▶ What the task requires
Set down the whole listing verbatim.

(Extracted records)
##########

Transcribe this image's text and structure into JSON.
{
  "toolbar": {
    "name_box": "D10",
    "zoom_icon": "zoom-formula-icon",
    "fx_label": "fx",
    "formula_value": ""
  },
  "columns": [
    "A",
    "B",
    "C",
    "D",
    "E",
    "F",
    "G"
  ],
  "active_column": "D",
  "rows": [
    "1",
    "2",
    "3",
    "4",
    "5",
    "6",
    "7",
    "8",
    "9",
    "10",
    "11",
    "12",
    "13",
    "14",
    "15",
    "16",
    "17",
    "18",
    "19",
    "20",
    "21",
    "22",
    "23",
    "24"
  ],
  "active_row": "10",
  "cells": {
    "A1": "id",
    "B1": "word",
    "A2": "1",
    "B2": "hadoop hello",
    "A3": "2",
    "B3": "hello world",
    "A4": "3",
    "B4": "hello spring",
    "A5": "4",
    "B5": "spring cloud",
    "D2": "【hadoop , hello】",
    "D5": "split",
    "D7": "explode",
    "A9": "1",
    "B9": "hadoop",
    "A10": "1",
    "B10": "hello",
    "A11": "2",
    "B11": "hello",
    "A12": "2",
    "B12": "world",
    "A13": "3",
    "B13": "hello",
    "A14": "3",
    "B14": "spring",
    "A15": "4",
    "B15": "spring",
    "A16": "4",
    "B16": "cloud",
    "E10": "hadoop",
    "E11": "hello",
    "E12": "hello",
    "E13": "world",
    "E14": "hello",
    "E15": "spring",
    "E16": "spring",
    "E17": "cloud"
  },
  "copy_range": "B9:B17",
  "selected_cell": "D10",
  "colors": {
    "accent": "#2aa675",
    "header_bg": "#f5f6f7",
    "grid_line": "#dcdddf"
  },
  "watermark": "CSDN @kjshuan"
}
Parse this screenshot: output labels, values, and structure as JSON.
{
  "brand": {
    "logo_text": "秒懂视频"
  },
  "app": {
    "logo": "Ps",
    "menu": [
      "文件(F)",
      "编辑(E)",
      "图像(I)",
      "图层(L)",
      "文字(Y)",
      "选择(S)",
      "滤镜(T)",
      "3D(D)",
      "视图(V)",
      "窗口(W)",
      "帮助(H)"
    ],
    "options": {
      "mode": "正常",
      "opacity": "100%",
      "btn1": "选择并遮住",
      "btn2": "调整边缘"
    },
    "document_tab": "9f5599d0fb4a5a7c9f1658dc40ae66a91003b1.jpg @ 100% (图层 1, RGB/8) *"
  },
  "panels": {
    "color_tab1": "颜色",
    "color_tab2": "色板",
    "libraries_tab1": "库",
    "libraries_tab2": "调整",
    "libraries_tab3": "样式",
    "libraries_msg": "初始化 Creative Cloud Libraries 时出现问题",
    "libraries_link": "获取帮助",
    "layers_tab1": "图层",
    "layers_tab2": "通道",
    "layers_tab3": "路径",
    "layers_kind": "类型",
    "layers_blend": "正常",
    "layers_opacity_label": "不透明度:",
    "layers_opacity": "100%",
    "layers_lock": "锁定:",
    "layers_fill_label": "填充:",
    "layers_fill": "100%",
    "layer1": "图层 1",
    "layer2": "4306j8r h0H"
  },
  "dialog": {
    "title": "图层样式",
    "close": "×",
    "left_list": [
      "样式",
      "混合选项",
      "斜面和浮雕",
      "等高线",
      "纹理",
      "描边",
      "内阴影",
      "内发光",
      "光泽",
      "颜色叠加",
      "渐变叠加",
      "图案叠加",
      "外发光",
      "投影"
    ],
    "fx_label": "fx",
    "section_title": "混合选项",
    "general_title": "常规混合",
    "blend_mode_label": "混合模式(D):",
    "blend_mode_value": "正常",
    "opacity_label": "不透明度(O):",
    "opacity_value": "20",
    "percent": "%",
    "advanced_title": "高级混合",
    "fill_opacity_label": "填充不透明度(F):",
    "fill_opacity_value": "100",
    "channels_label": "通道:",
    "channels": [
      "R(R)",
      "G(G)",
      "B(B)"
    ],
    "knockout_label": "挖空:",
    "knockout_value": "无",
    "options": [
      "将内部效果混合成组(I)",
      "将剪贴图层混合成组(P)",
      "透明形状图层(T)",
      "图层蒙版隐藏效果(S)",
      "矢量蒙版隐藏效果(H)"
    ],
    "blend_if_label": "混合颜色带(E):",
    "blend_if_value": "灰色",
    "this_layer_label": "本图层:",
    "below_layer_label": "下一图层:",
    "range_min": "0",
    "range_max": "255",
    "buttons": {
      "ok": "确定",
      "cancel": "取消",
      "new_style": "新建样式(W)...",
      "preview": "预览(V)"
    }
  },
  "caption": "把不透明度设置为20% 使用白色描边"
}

##########

▶ Full answer
Transcribe this image's text and structure into JSON.
{
  "toolbar": {
    "name_box": "D10",
    "zoom_icon": "zoom-formula-icon",
    "fx_label": "fx",
    "formula_value": ""
  },
  "columns": [
    "A",
    "B",
    "C",
    "D",
    "E",
    "F",
    "G"
  ],
  "active_column": "D",
  "rows": [
    "1",
    "2",
    "3",
    "4",
    "5",
    "6",
    "7",
    "8",
    "9",
    "10",
    "11",
    "12",
    "13",
    "14",
    "15",
    "16",
    "17",
    "18",
    "19",
    "20",
    "21",
    "22",
    "23",
    "24"
  ],
  "active_row": "10",
  "cells": {
    "A1": "id",
    "B1": "word",
    "A2": "1",
    "B2": "hadoop hello",
    "A3": "2",
    "B3": "hello world",
    "A4": "3",
    "B4": "hello spring",
    "A5": "4",
    "B5": "spring cloud",
    "D2": "【hadoop , hello】",
    "D5": "split",
    "D7": "explode",
    "A9": "1",
    "B9": "hadoop",
    "A10": "1",
    "B10": "hello",
    "A11": "2",
    "B11": "hello",
    "A12": "2",
    "B12": "world",
    "A13": "3",
    "B13": "hello",
    "A14": "3",
    "B14": "spring",
    "A15": "4",
    "B15": "spring",
    "A16": "4",
    "B16": "cloud",
    "E10": "hadoop",
    "E11": "hello",
    "E12": "hello",
    "E13": "world",
    "E14": "hello",
    "E15": "spring",
    "E16": "spring",
    "E17": "cloud"
  },
  "copy_range": "B9:B17",
  "selected_cell": "D10",
  "colors": {
    "accent": "#2aa675",
    "header_bg": "#f5f6f7",
    "grid_line": "#dcdddf"
  },
  "watermark": "CSDN @kjshuan"
}
Parse this screenshot: output labels, values, and structure as JSON.
{
  "brand": {
    "logo_text": "秒懂视频"
  },
  "app": {
    "logo": "Ps",
    "menu": [
      "文件(F)",
      "编辑(E)",
      "图像(I)",
      "图层(L)",
      "文字(Y)",
      "选择(S)",
      "滤镜(T)",
      "3D(D)",
      "视图(V)",
      "窗口(W)",
      "帮助(H)"
    ],
    "options": {
      "mode": "正常",
      "opacity": "100%",
      "btn1": "选择并遮住",
      "btn2": "调整边缘"
    },
    "document_tab": "9f5599d0fb4a5a7c9f1658dc40ae66a91003b1.jpg @ 100% (图层 1, RGB/8) *"
  },
  "panels": {
    "color_tab1": "颜色",
    "color_tab2": "色板",
    "libraries_tab1": "库",
    "libraries_tab2": "调整",
    "libraries_tab3": "样式",
    "libraries_msg": "初始化 Creative Cloud Libraries 时出现问题",
    "libraries_link": "获取帮助",
    "layers_tab1": "图层",
    "layers_tab2": "通道",
    "layers_tab3": "路径",
    "layers_kind": "类型",
    "layers_blend": "正常",
    "layers_opacity_label": "不透明度:",
    "layers_opacity": "100%",
    "layers_lock": "锁定:",
    "layers_fill_label": "填充:",
    "layers_fill": "100%",
    "layer1": "图层 1",
    "layer2": "4306j8r h0H"
  },
  "dialog": {
    "title": "图层样式",
    "close": "×",
    "left_list": [
      "样式",
      "混合选项",
      "斜面和浮雕",
      "等高线",
      "纹理",
      "描边",
      "内阴影",
      "内发光",
      "光泽",
      "颜色叠加",
      "渐变叠加",
      "图案叠加",
      "外发光",
      "投影"
    ],
    "fx_label": "fx",
    "section_title": "混合选项",
    "general_title": "常规混合",
    "blend_mode_label": "混合模式(D):",
    "blend_mode_value": "正常",
    "opacity_label": "不透明度(O):",
    "opacity_value": "20",
    "percent": "%",
    "advanced_title": "高级混合",
    "fill_opacity_label": "填充不透明度(F):",
    "fill_opacity_value": "100",
    "channels_label": "通道:",
    "channels": [
      "R(R)",
      "G(G)",
      "B(B)"
    ],
    "knockout_label": "挖空:",
    "knockout_value": "无",
    "options": [
      "将内部效果混合成组(I)",
      "将剪贴图层混合成组(P)",
      "透明形状图层(T)",
      "图层蒙版隐藏效果(S)",
      "矢量蒙版隐藏效果(H)"
    ],
    "blend_if_label": "混合颜色带(E):",
    "blend_if_value": "灰色",
    "this_layer_label": "本图层:",
    "below_layer_label": "下一图层:",
    "range_min": "0",
    "range_max": "255",
    "buttons": {
      "ok": "确定",
      "cancel": "取消",
      "new_style": "新建样式(W)...",
      "preview": "预览(V)"
    }
  },
  "caption": "把不透明度设置为20% 使用白色描边"
}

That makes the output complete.